#### Information given
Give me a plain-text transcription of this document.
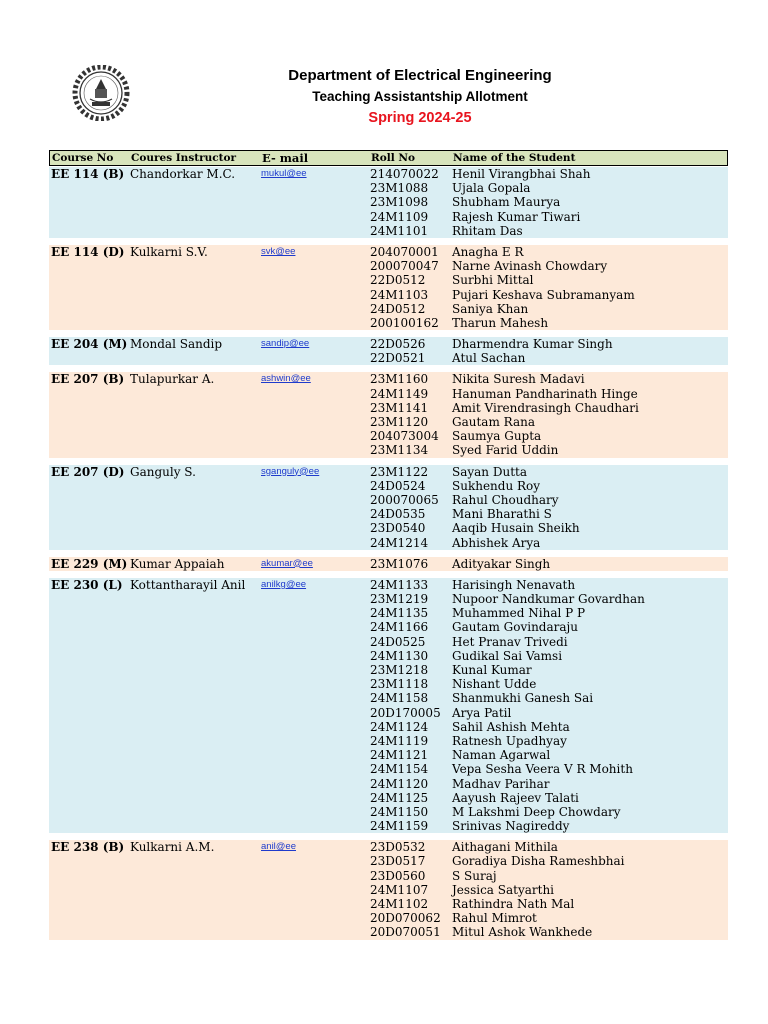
Department of Electrical Engineering
Teaching Assistantship Allotment
Spring 2024-25
Course No Coures Instructor E- mail	Roll No	Name of the Student
EE 114 (B) Chandorkar M.C.	mukul@ee	214070022 Henil Virangbhai Shah
23M1088 Ujala Gopala
23M1098 Shubham Maurya
24M1109 Rajesh Kumar Tiwari
24M1101 Rhitam Das
EE 114 (D) Kulkarni S.V.	svk@ee	204070001 Anagha E R
200070047 Narne Avinash Chowdary
22D0512 Surbhi Mittal
24M1103 Pujari Keshava Subramanyam
24D0512 Saniya Khan
200100162 Tharun Mahesh
EE 204 (M) Mondal Sandip	sandip@ee	22D0526 Dharmendra Kumar Singh
22D0521 Atul Sachan
EE 207 (B) Tulapurkar A.	ashwin@ee	23M1160 Nikita Suresh Madavi
24M1149 Hanuman Pandharinath Hinge
23M1141 Amit Virendrasingh Chaudhari
23M1120 Gautam Rana
204073004 Saumya Gupta
23M1134 Syed Farid Uddin
EE 207 (D) Ganguly S.	sganguly@ee	23M1122 Sayan Dutta
24D0524 Sukhendu Roy
200070065 Rahul Choudhary
24D0535 Mani Bharathi S
23D0540 Aaqib Husain Sheikh
24M1214 Abhishek Arya
EE 229 (M) Kumar Appaiah	akumar@ee	23M1076 Adityakar Singh
EE 230 (L) Kottantharayil Anil anilkg@ee	24M1133 Harisingh Nenavath
23M1219 Nupoor Nandkumar Govardhan
24M1135 Muhammed Nihal P P
24M1166 Gautam Govindaraju
24D0525 Het Pranav Trivedi
24M1130 Gudikal Sai Vamsi
23M1218 Kunal Kumar
23M1118 Nishant Udde
24M1158 Shanmukhi Ganesh Sai
20D170005 Arya Patil
24M1124 Sahil Ashish Mehta
24M1119 Ratnesh Upadhyay
24M1121 Naman Agarwal
24M1154 Vepa Sesha Veera V R Mohith
24M1120 Madhav Parihar
24M1125 Aayush Rajeev Talati
24M1150 M Lakshmi Deep Chowdary
24M1159 Srinivas Nagireddy
EE 238 (B) Kulkarni A.M.	anil@ee	23D0532 Aithagani Mithila
23D0517 Goradiya Disha Rameshbhai
23D0560 S Suraj
24M1107 Jessica Satyarthi
24M1102 Rathindra Nath Mal
20D070062 Rahul Mimrot
20D070051 Mitul Ashok Wankhede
########
# Requirement
Quote the preceding listing precisely and completely, omitting its images.

# Worked answer
Give me a plain-text transcription of this document.
Department of Electrical Engineering
Teaching Assistantship Allotment
Spring 2024-25
Course No Coures Instructor E- mail	Roll No	Name of the Student
EE 114 (B) Chandorkar M.C.	mukul@ee	214070022 Henil Virangbhai Shah
23M1088 Ujala Gopala
23M1098 Shubham Maurya
24M1109 Rajesh Kumar Tiwari
24M1101 Rhitam Das
EE 114 (D) Kulkarni S.V.	svk@ee	204070001 Anagha E R
200070047 Narne Avinash Chowdary
22D0512 Surbhi Mittal
24M1103 Pujari Keshava Subramanyam
24D0512 Saniya Khan
200100162 Tharun Mahesh
EE 204 (M) Mondal Sandip	sandip@ee	22D0526 Dharmendra Kumar Singh
22D0521 Atul Sachan
EE 207 (B) Tulapurkar A.	ashwin@ee	23M1160 Nikita Suresh Madavi
24M1149 Hanuman Pandharinath Hinge
23M1141 Amit Virendrasingh Chaudhari
23M1120 Gautam Rana
204073004 Saumya Gupta
23M1134 Syed Farid Uddin
EE 207 (D) Ganguly S.	sganguly@ee	23M1122 Sayan Dutta
24D0524 Sukhendu Roy
200070065 Rahul Choudhary
24D0535 Mani Bharathi S
23D0540 Aaqib Husain Sheikh
24M1214 Abhishek Arya
EE 229 (M) Kumar Appaiah	akumar@ee	23M1076 Adityakar Singh
EE 230 (L) Kottantharayil Anil anilkg@ee	24M1133 Harisingh Nenavath
23M1219 Nupoor Nandkumar Govardhan
24M1135 Muhammed Nihal P P
24M1166 Gautam Govindaraju
24D0525 Het Pranav Trivedi
24M1130 Gudikal Sai Vamsi
23M1218 Kunal Kumar
23M1118 Nishant Udde
24M1158 Shanmukhi Ganesh Sai
20D170005 Arya Patil
24M1124 Sahil Ashish Mehta
24M1119 Ratnesh Upadhyay
24M1121 Naman Agarwal
24M1154 Vepa Sesha Veera V R Mohith
24M1120 Madhav Parihar
24M1125 Aayush Rajeev Talati
24M1150 M Lakshmi Deep Chowdary
24M1159 Srinivas Nagireddy
EE 238 (B) Kulkarni A.M.	anil@ee	23D0532 Aithagani Mithila
23D0517 Goradiya Disha Rameshbhai
23D0560 S Suraj
24M1107 Jessica Satyarthi
24M1102 Rathindra Nath Mal
20D070062 Rahul Mimrot
20D070051 Mitul Ashok Wankhede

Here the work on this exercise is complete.